Directions for this task:
Quote each line of the material verbatim, without the pictures.

=======

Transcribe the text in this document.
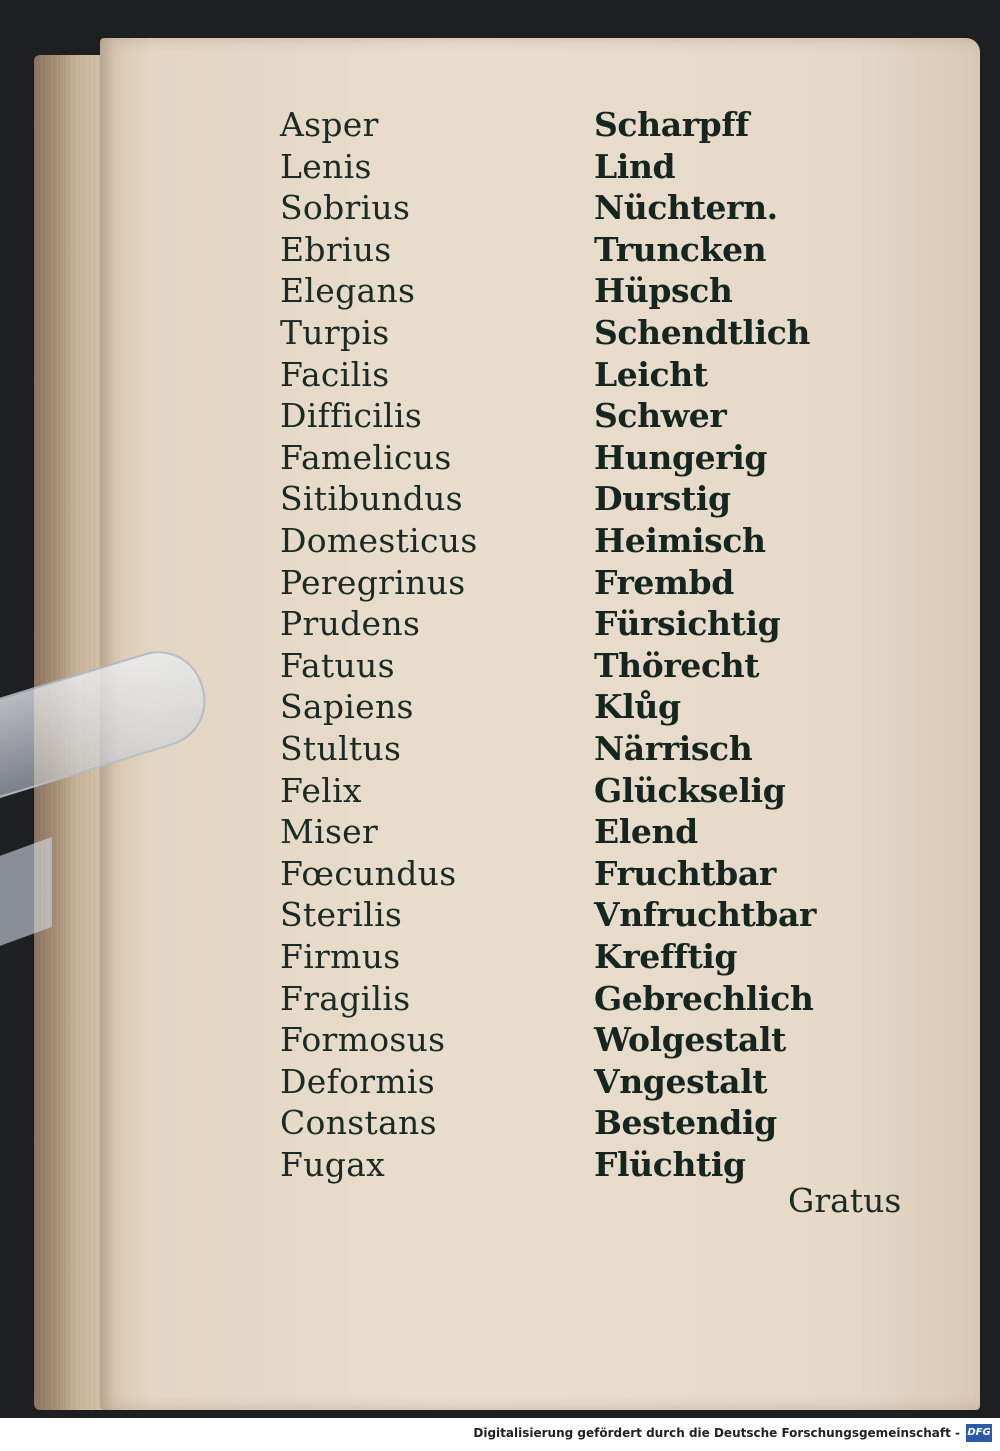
Asper	Scharpff
Lenis	Lind
Sobrius	Nüchtern.
Ebrius	Truncken
Elegans	Hüpsch
Turpis	Schendtlich
Facilis	Leicht
Difficilis	Schwer
Famelicus	Hungerig
Sitibundus	Durstig
Domesticus	Heimisch
Peregrinus	Frembd
Prudens	Fürsichtig
Fatuus	Thörecht
Sapiens	Klůg
Stultus	Närrisch
Felix	Glückselig
Miser	Elend
Fœcundus	Fruchtbar
Sterilis	Vnfruchtbar
Firmus	Krefftig
Fragilis	Gebrechlich
Formosus	Wolgestalt
Deformis	Vngestalt
Constans	Bestendig
Fugax	Flüchtig
Gratus
Digitalisierung gefördert durch die Deutsche Forschungsgemeinschaft - DFG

=======

Task output:
Transcribe the text in this document.
Asper	Scharpff
Lenis	Lind
Sobrius	Nüchtern.
Ebrius	Truncken
Elegans	Hüpsch
Turpis	Schendtlich
Facilis	Leicht
Difficilis	Schwer
Famelicus	Hungerig
Sitibundus	Durstig
Domesticus	Heimisch
Peregrinus	Frembd
Prudens	Fürsichtig
Fatuus	Thörecht
Sapiens	Klůg
Stultus	Närrisch
Felix	Glückselig
Miser	Elend
Fœcundus	Fruchtbar
Sterilis	Vnfruchtbar
Firmus	Krefftig
Fragilis	Gebrechlich
Formosus	Wolgestalt
Deformis	Vngestalt
Constans	Bestendig
Fugax	Flüchtig
Gratus
Digitalisierung gefördert durch die Deutsche Forschungsgemeinschaft - DFG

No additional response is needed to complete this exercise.